Copy each line that contains the string "this".

Entries with figure data:
— Begin —
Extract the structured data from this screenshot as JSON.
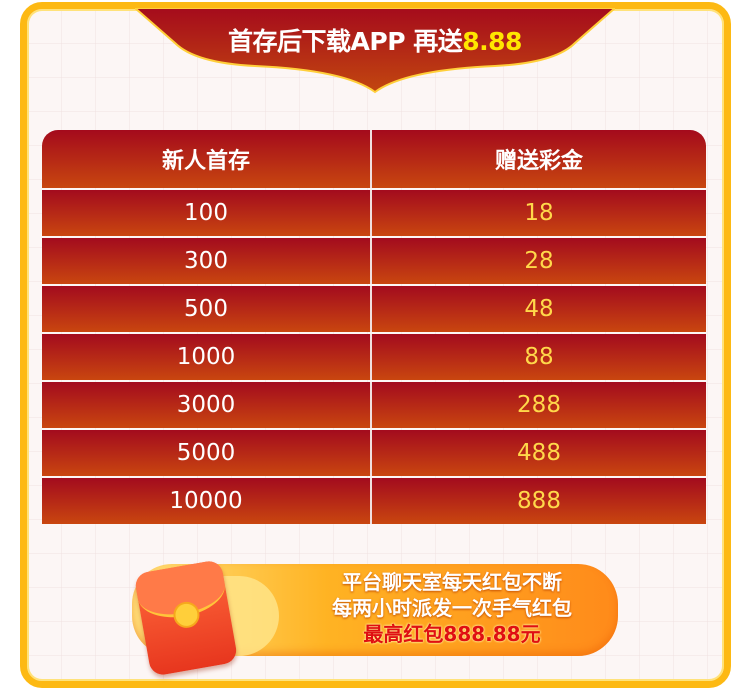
{
  "banner": {
    "title": "首存后下载APP 再送",
    "highlight": "8.88"
  },
  "table": {
    "headers": [
      "新人首存",
      "赠送彩金"
    ],
    "rows": [
      [
        "100",
        "18"
      ],
      [
        "300",
        "28"
      ],
      [
        "500",
        "48"
      ],
      [
        "1000",
        "88"
      ],
      [
        "3000",
        "288"
      ],
      [
        "5000",
        "488"
      ],
      [
        "10000",
        "888"
      ]
    ]
  },
  "promo": {
    "line1": "平台聊天室每天红包不断",
    "line2": "每两小时派发一次手气红包",
    "line3": "最高红包888.88元"
  },
  "colors": {
    "frame": "#fdb913",
    "table_red": "#a30b1e",
    "highlight_yellow": "#ffe600"
  }
}
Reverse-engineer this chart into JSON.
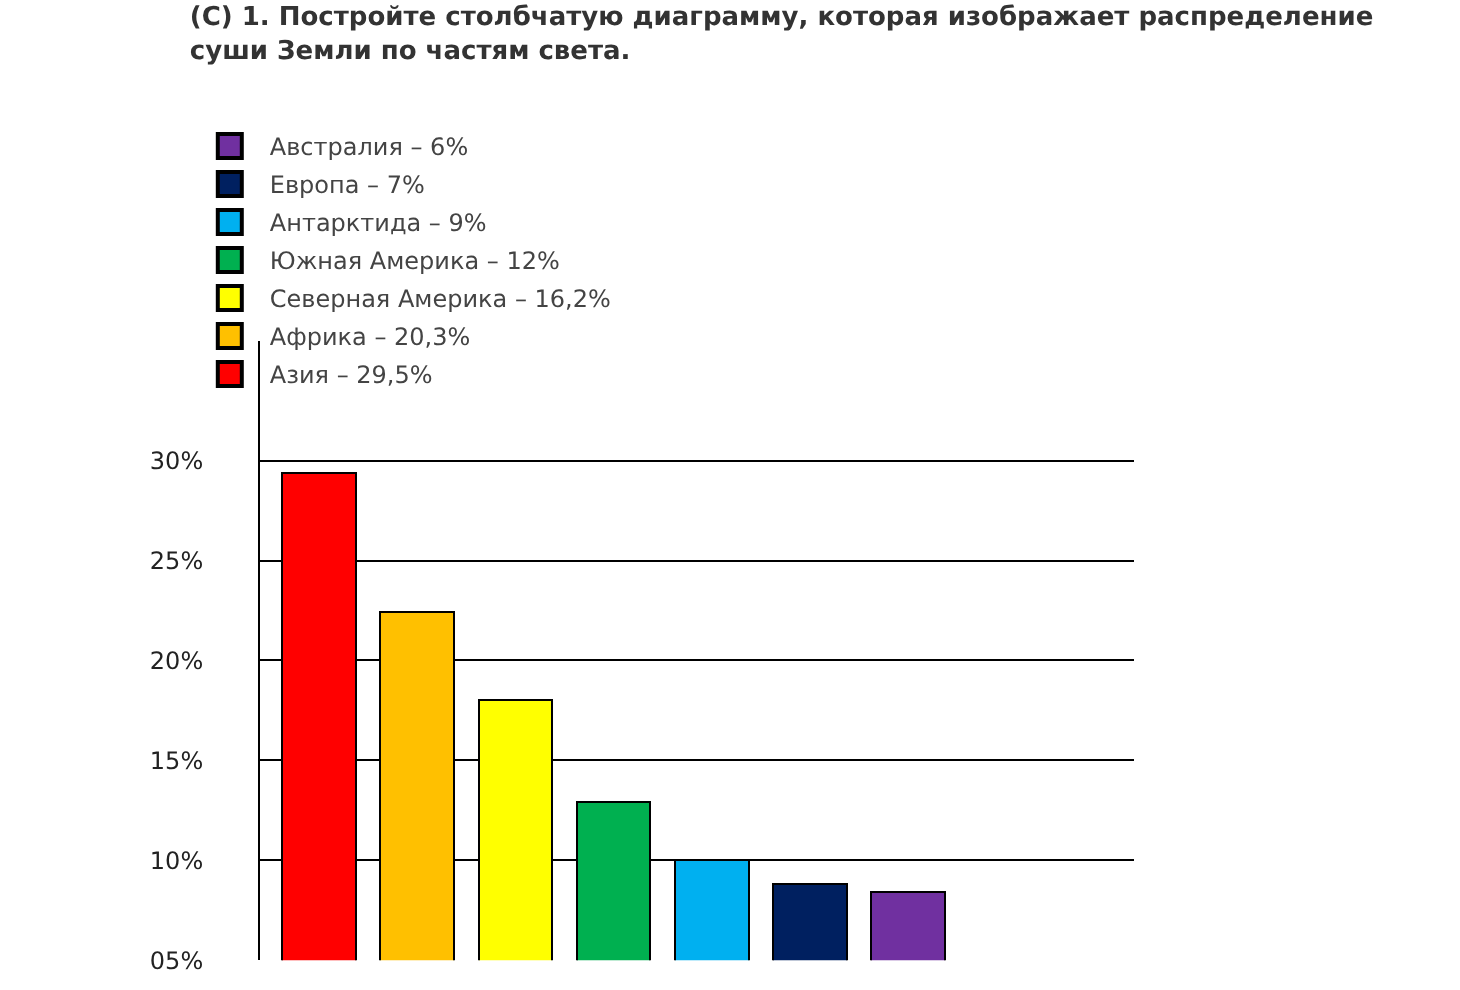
{
  "chart_data": {
    "type": "bar",
    "title": "(С) 1. Постройте столбчатую диаграмму, которая изображает распределение суши Земли по частям света.",
    "categories": [
      null,
      null,
      null,
      null,
      null,
      null,
      null
    ],
    "series": [
      {
        "name": "Азия – 29,5%",
        "color": "#ff0000",
        "values": [
          29.4,
          null,
          null,
          null,
          null,
          null,
          null
        ]
      },
      {
        "name": "Африка – 20,3%",
        "color": "#ffc000",
        "values": [
          null,
          22.4,
          null,
          null,
          null,
          null,
          null
        ]
      },
      {
        "name": "Северная Америка – 16,2%",
        "color": "#ffff00",
        "values": [
          null,
          null,
          18.0,
          null,
          null,
          null,
          null
        ]
      },
      {
        "name": "Южная Америка – 12%",
        "color": "#00b050",
        "values": [
          null,
          null,
          null,
          12.9,
          null,
          null,
          null
        ]
      },
      {
        "name": "Антарктида – 9%",
        "color": "#00b0f0",
        "values": [
          null,
          null,
          null,
          null,
          10.0,
          null,
          null
        ]
      },
      {
        "name": "Европа – 7%",
        "color": "#002060",
        "values": [
          null,
          null,
          null,
          null,
          null,
          8.8,
          null
        ]
      },
      {
        "name": "Австралия – 6%",
        "color": "#7030a0",
        "values": [
          null,
          null,
          null,
          null,
          null,
          null,
          8.4
        ]
      }
    ],
    "ylim": [
      5,
      36
    ],
    "yticks": [
      {
        "value": 5,
        "label": "05%"
      },
      {
        "value": 10,
        "label": "10%"
      },
      {
        "value": 15,
        "label": "15%"
      },
      {
        "value": 20,
        "label": "20%"
      },
      {
        "value": 25,
        "label": "25%"
      },
      {
        "value": 30,
        "label": "30%"
      }
    ],
    "stacked": true,
    "grid": "y",
    "legend": "top left",
    "tick_labels": "y"
  }
}
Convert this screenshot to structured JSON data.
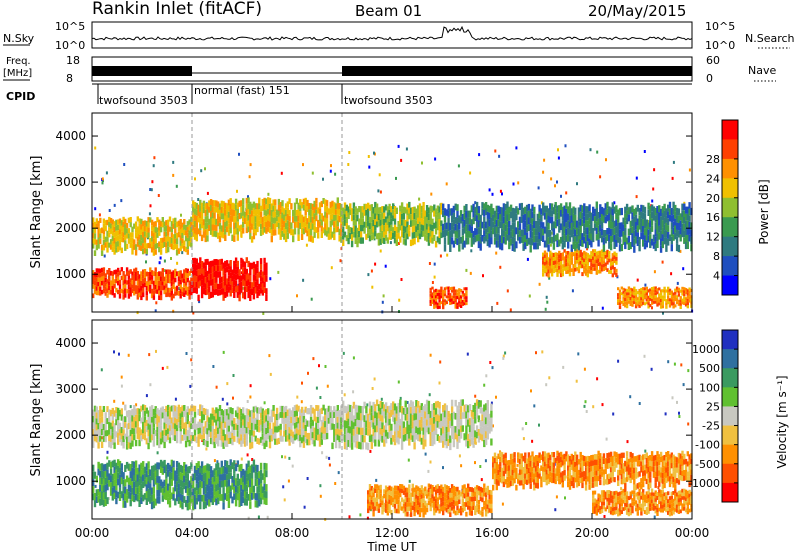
{
  "header": {
    "station": "Rankin Inlet (fitACF)",
    "beam": "Beam 01",
    "date": "20/May/2015"
  },
  "noise_panel": {
    "left_label": "N.Sky",
    "right_label": "N.Search",
    "ticks": [
      "10^5",
      "10^0"
    ]
  },
  "freq_panel": {
    "left_label_1": "Freq.",
    "left_label_2": "[MHz]",
    "left_ticks": [
      "18",
      "8"
    ],
    "right_label": "Nave",
    "right_ticks": [
      "60",
      "0"
    ]
  },
  "cpid": {
    "label": "CPID",
    "segments": [
      {
        "name": "twofsound 3503",
        "start_h": 0,
        "end_h": 4
      },
      {
        "name": "normal (fast) 151",
        "start_h": 4,
        "end_h": 10
      },
      {
        "name": "twofsound 3503",
        "start_h": 10,
        "end_h": 24
      }
    ]
  },
  "chart_data": [
    {
      "type": "heatmap",
      "panel": "power",
      "ylabel": "Slant Range [km]",
      "ylim": [
        180,
        4500
      ],
      "yticks": [
        "1000",
        "2000",
        "3000",
        "4000"
      ],
      "xlim": [
        0,
        24
      ],
      "colorbar_label": "Power [dB]",
      "colorbar_ticks": [
        "4",
        "8",
        "12",
        "16",
        "20",
        "24",
        "28"
      ],
      "colors": [
        "#0000ff",
        "#1f4fbf",
        "#2f7a80",
        "#3a9a50",
        "#8fbf30",
        "#f0c000",
        "#ff9000",
        "#ff4000",
        "#ff0000"
      ],
      "bands": [
        {
          "t0": 0,
          "t1": 4,
          "r0": 1500,
          "r1": 2200,
          "level": 5
        },
        {
          "t0": 0,
          "t1": 4,
          "r0": 500,
          "r1": 1100,
          "level": 7
        },
        {
          "t0": 4,
          "t1": 7,
          "r0": 500,
          "r1": 1300,
          "level": 8
        },
        {
          "t0": 4,
          "t1": 10,
          "r0": 1800,
          "r1": 2600,
          "level": 5
        },
        {
          "t0": 10,
          "t1": 14,
          "r0": 1700,
          "r1": 2500,
          "level": 4
        },
        {
          "t0": 13.5,
          "t1": 15,
          "r0": 300,
          "r1": 700,
          "level": 7
        },
        {
          "t0": 18,
          "t1": 21,
          "r0": 1000,
          "r1": 1500,
          "level": 6
        },
        {
          "t0": 21,
          "t1": 24,
          "r0": 300,
          "r1": 700,
          "level": 6
        },
        {
          "t0": 14,
          "t1": 24,
          "r0": 1600,
          "r1": 2500,
          "level": 2
        }
      ]
    },
    {
      "type": "heatmap",
      "panel": "velocity",
      "ylabel": "Slant Range [km]",
      "ylim": [
        180,
        4500
      ],
      "yticks": [
        "1000",
        "2000",
        "3000",
        "4000"
      ],
      "xlim": [
        0,
        24
      ],
      "xticks": [
        "00:00",
        "04:00",
        "08:00",
        "12:00",
        "16:00",
        "20:00",
        "00:00"
      ],
      "xlabel": "Time UT",
      "colorbar_label": "Velocity [m s⁻¹]",
      "colorbar_ticks": [
        "1000",
        "500",
        "100",
        "25",
        "-25",
        "-100",
        "-500",
        "-1000"
      ],
      "colors": [
        "#2030c0",
        "#2f70a0",
        "#3a9a60",
        "#60c030",
        "#c8c8c0",
        "#f0c040",
        "#ff9000",
        "#ff5000",
        "#ff0000"
      ],
      "bands": [
        {
          "t0": 0,
          "t1": 10,
          "r0": 1800,
          "r1": 2600,
          "level": 4
        },
        {
          "t0": 0,
          "t1": 7,
          "r0": 500,
          "r1": 1400,
          "level": 2
        },
        {
          "t0": 10,
          "t1": 16,
          "r0": 1800,
          "r1": 2700,
          "level": 4
        },
        {
          "t0": 11,
          "t1": 16,
          "r0": 300,
          "r1": 900,
          "level": 6
        },
        {
          "t0": 16,
          "t1": 24,
          "r0": 900,
          "r1": 1600,
          "level": 6
        },
        {
          "t0": 20,
          "t1": 24,
          "r0": 300,
          "r1": 800,
          "level": 6
        }
      ]
    }
  ]
}
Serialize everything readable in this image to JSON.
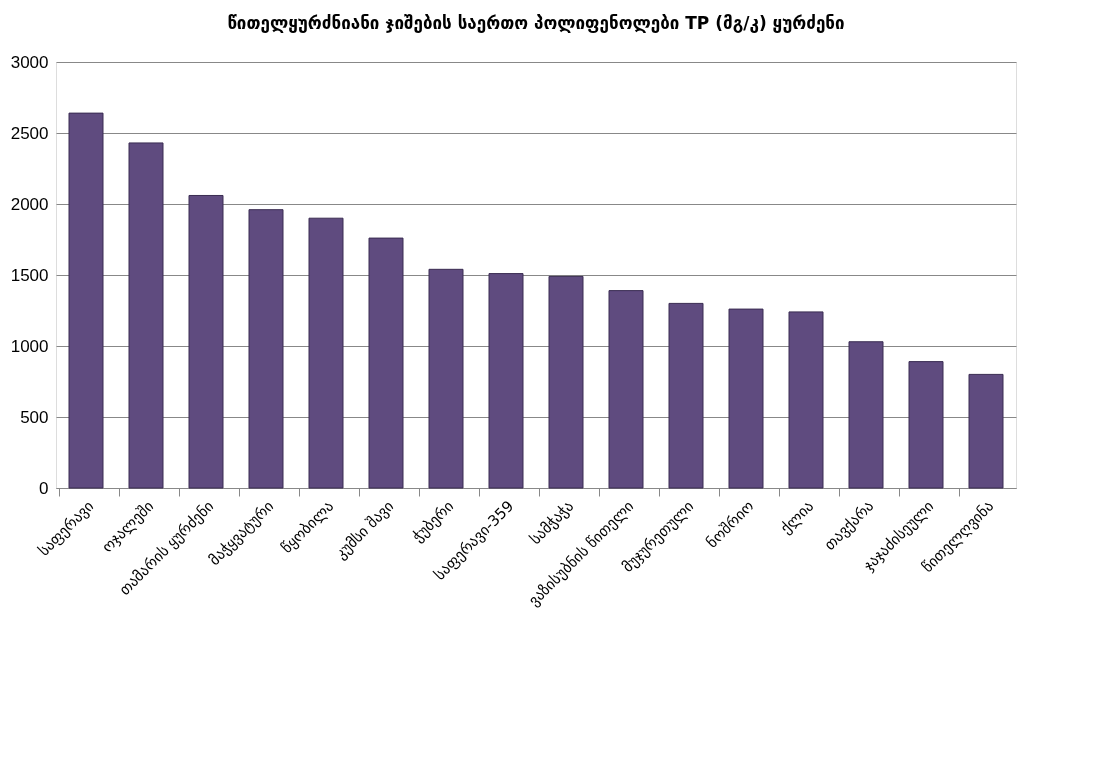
{
  "chart_data": {
    "type": "bar",
    "title": "წითელყურძნიანი ჯიშების საერთო პოლიფენოლები TP (მგ/კ) ყურძენი",
    "categories": [
      "საფერავი",
      "ოჯალეში",
      "თამარის ყურძენი",
      "მაჭყვატური",
      "წყობილა",
      "კუმსი შავი",
      "ჭუბერი",
      "საფერავი-359",
      "სამჭაჭა",
      "ვაზისუბნის წითელი",
      "მუჯურეთული",
      "ნოშრიო",
      "ქლია",
      "თავქარა",
      "ჯაჯაძისეული",
      "წითელღვინა"
    ],
    "values": [
      2640,
      2430,
      2060,
      1960,
      1900,
      1760,
      1540,
      1510,
      1490,
      1390,
      1300,
      1260,
      1240,
      1030,
      890,
      800
    ],
    "color": "#5f4b7f",
    "ylim": [
      0,
      3000
    ],
    "yticks": [
      0,
      500,
      1000,
      1500,
      2000,
      2500,
      3000
    ],
    "grid": "y"
  }
}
— End —
*TASK RESPONSE*
Extract the structured data from this screenshot as JSON.
Reverse-engineer this chart into JSON.
Convert this screenshot to structured JSON data.
Serialize everything readable in this image to JSON.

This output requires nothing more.